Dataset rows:
▼

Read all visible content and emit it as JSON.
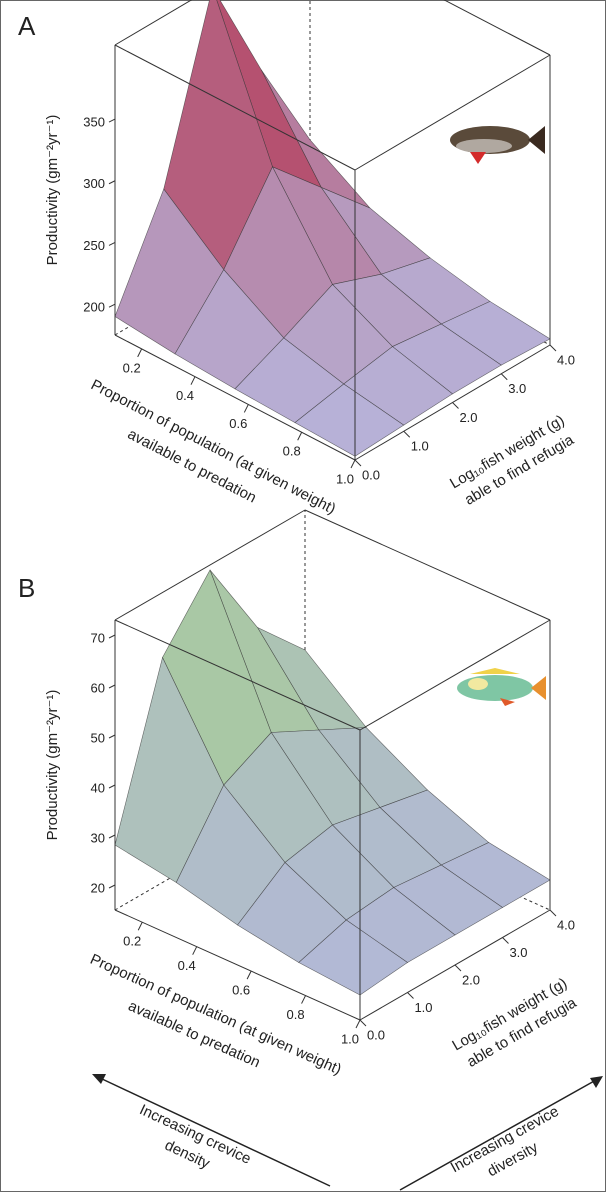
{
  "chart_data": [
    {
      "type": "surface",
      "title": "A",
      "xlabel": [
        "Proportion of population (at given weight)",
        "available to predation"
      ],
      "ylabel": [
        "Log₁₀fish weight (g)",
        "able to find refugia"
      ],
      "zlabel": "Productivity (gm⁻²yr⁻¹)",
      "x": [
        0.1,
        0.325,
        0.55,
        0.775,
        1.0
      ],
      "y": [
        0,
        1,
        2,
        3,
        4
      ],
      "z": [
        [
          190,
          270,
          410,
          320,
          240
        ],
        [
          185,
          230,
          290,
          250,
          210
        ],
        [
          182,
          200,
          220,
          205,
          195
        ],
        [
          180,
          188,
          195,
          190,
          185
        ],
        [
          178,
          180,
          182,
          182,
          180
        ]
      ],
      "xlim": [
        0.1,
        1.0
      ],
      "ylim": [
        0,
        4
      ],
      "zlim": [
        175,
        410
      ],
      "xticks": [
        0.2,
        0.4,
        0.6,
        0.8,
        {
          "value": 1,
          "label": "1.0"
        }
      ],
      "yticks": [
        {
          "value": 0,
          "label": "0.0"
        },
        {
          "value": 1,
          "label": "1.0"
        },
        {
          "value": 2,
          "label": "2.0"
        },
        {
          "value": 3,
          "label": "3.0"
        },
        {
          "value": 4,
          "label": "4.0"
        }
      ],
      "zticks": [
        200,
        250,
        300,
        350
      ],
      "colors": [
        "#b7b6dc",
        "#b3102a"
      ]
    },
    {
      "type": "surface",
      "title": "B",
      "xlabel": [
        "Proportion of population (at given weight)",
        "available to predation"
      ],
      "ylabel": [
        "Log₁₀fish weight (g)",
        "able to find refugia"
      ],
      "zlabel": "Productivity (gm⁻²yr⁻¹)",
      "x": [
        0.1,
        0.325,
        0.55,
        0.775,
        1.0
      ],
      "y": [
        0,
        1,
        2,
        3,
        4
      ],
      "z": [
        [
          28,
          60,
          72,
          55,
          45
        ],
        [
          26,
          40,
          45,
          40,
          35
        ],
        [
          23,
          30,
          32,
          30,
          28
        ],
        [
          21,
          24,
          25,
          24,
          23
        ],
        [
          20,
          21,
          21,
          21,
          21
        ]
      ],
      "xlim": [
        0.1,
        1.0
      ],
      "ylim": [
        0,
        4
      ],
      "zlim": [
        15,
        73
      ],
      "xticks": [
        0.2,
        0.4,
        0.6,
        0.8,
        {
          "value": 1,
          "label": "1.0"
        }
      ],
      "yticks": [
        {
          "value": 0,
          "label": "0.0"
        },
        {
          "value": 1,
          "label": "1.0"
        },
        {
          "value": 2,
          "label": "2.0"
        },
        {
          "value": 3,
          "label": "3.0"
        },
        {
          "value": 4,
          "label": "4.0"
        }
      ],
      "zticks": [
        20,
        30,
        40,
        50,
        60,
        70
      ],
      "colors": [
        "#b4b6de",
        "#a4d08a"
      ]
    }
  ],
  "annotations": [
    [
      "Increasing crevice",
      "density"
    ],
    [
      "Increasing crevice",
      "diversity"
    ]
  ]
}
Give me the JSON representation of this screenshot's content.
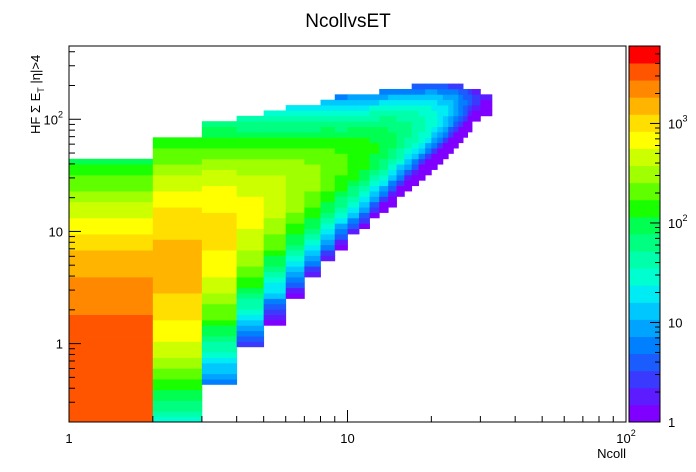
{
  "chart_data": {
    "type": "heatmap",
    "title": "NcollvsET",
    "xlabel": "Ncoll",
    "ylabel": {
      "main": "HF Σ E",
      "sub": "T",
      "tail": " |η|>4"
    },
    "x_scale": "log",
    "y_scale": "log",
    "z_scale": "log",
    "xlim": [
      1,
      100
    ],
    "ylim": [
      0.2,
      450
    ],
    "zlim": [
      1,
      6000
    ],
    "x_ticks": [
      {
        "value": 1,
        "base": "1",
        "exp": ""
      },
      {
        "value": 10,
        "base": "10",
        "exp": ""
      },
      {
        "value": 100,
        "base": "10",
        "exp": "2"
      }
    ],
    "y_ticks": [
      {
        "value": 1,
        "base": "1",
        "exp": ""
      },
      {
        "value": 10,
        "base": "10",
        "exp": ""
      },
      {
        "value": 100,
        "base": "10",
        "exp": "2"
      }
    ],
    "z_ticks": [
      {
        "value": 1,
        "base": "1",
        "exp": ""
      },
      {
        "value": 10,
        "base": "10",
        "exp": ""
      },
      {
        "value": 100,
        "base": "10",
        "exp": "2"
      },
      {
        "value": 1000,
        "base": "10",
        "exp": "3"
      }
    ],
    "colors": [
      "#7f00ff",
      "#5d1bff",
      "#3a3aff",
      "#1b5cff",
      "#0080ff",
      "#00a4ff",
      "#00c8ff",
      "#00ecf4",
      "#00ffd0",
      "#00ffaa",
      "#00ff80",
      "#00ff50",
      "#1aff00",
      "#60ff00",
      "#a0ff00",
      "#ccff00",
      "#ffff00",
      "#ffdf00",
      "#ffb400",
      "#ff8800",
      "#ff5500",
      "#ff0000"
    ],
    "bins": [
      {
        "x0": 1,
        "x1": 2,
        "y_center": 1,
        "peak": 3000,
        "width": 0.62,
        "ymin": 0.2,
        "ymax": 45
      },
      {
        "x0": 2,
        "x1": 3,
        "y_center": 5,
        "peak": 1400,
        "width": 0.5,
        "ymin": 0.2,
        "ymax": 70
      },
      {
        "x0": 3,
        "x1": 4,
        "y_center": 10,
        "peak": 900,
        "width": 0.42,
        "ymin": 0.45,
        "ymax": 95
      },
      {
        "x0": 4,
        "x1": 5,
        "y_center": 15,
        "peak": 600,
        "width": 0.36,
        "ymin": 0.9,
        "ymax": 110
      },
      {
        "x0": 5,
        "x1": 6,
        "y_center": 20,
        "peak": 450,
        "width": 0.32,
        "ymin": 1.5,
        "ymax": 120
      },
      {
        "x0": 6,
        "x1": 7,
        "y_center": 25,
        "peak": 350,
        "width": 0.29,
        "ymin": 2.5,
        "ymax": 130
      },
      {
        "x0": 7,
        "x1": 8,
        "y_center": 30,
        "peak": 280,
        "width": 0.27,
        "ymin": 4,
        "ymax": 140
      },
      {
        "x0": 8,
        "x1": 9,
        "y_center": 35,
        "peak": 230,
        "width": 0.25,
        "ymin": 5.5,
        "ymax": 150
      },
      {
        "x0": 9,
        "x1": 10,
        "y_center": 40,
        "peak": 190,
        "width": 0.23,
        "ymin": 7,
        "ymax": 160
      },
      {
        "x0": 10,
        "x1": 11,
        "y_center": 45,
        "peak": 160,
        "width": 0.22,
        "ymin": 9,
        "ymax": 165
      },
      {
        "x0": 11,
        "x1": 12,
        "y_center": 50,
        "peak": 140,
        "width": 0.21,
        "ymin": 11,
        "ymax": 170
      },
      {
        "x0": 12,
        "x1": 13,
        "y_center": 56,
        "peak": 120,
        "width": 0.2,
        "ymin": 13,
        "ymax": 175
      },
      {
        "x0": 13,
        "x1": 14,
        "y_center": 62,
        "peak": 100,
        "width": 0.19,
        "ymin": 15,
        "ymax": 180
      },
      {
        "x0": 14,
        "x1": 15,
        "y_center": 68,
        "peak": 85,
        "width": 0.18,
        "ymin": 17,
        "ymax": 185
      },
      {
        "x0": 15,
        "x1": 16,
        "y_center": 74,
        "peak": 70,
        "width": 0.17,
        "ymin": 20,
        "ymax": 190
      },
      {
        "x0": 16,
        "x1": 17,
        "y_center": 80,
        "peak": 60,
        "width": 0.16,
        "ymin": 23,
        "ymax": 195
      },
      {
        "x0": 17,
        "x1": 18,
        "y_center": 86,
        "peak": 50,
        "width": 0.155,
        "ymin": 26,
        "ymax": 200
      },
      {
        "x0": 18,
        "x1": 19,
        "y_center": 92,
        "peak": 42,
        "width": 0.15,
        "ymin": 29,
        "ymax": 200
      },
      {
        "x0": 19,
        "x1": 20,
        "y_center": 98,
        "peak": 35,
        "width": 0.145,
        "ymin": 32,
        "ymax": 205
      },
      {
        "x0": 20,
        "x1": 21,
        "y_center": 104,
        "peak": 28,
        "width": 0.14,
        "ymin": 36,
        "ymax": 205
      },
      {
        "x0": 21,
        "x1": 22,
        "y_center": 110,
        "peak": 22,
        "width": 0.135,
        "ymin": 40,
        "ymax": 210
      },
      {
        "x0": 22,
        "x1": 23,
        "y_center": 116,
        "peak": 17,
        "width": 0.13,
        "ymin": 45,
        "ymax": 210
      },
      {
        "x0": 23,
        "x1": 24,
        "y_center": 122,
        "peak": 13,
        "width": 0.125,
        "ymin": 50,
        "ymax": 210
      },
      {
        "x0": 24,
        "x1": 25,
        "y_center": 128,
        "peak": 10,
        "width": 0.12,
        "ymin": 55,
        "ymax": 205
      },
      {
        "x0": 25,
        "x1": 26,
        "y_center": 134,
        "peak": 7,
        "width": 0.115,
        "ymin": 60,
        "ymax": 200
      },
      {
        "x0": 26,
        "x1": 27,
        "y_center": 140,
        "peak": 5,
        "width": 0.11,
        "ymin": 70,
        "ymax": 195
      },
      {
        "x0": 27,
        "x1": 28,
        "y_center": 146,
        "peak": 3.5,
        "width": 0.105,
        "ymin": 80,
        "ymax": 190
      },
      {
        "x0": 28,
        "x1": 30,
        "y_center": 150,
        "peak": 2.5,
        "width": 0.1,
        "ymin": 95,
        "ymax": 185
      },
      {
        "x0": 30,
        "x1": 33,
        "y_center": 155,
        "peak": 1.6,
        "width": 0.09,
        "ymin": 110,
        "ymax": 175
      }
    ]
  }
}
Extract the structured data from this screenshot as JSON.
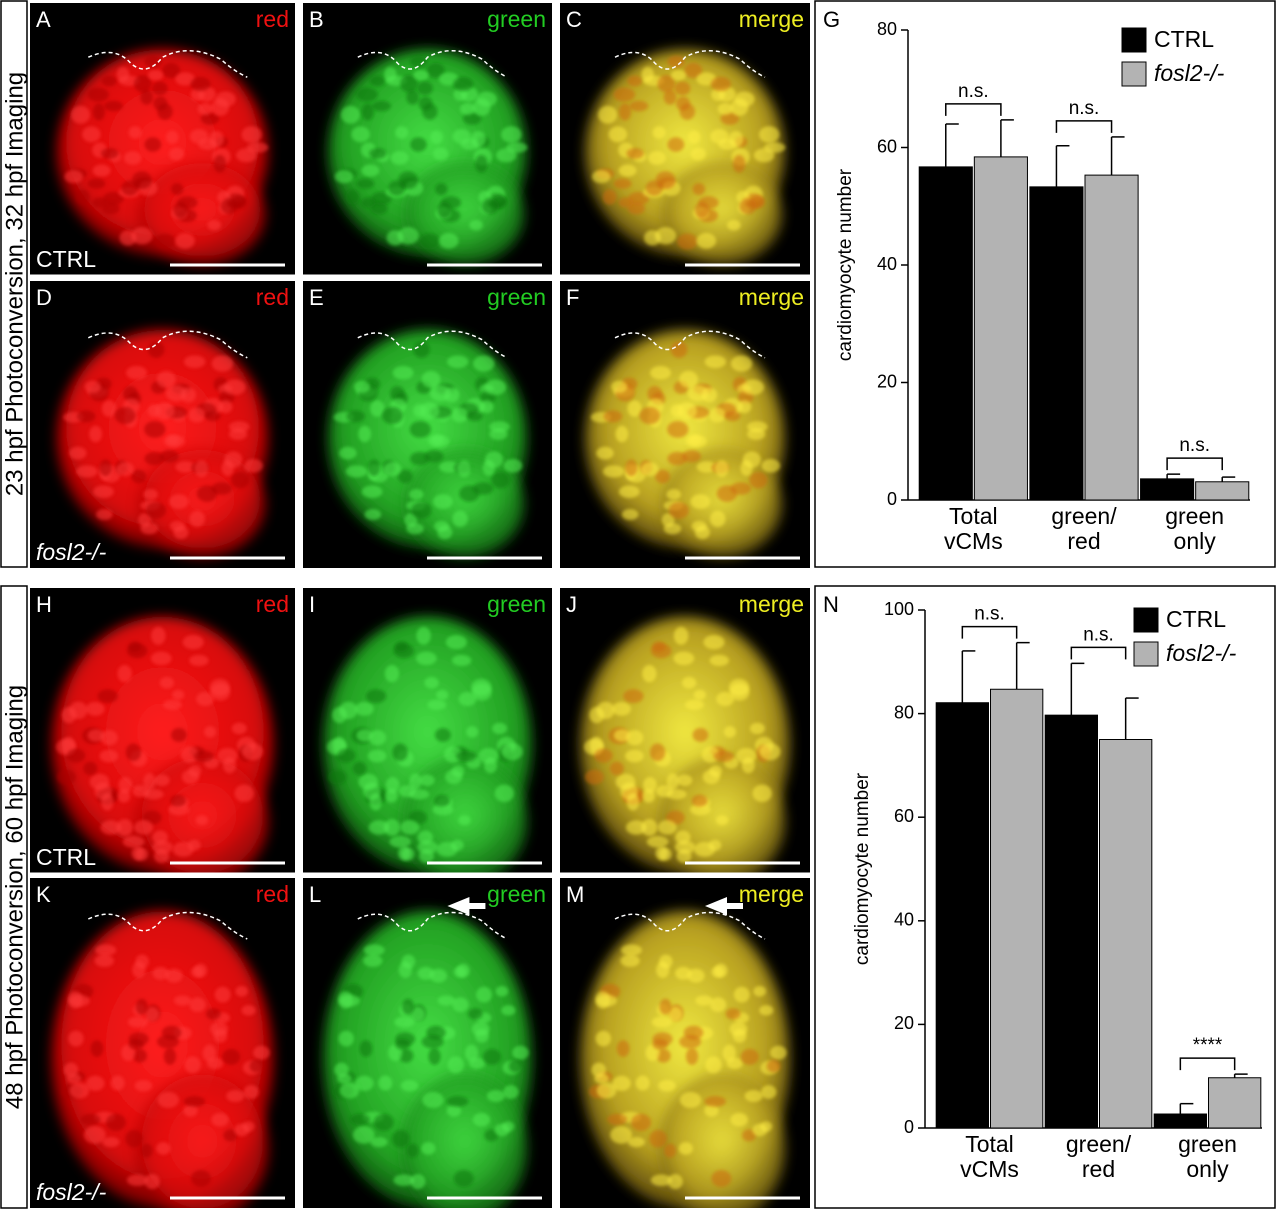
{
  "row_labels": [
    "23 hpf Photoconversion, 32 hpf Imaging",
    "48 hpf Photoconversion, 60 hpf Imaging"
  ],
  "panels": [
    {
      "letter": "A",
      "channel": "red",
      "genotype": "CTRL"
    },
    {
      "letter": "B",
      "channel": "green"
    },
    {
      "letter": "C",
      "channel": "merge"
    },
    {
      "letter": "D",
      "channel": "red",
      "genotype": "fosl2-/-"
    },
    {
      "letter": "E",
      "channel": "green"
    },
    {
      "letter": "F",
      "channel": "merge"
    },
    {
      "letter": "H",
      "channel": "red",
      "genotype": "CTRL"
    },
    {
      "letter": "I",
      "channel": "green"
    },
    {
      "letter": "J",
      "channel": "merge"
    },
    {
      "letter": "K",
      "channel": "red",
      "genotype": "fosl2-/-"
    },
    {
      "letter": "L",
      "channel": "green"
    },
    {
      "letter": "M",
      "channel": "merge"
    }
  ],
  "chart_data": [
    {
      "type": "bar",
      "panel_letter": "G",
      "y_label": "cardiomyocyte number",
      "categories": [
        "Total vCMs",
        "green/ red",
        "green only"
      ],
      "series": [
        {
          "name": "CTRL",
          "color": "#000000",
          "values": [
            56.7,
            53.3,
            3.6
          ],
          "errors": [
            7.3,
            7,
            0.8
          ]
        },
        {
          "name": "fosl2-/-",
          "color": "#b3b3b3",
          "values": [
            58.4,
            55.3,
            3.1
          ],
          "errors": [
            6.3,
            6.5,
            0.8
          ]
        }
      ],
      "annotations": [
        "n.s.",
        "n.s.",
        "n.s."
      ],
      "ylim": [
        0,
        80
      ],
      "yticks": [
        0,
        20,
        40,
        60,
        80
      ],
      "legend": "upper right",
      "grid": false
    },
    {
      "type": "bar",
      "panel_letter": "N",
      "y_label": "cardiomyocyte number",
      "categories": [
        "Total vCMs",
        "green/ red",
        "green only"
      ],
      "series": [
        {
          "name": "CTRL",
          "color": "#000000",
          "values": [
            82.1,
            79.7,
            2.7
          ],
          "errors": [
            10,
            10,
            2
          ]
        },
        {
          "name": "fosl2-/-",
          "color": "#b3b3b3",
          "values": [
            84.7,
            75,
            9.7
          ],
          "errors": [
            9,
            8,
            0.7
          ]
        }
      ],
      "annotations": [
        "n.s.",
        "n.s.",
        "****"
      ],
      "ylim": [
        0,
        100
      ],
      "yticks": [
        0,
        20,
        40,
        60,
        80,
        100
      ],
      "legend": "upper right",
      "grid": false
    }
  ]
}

▲

§ **PROBLEM TO WORK ON**
Go through the data above and find the lines with the word "Imaging". Copy each of those lines.

§ **SOLUTION FOR THIS EXERCISE**
    "23 hpf Photoconversion, 32 hpf Imaging",
    "48 hpf Photoconversion, 60 hpf Imaging"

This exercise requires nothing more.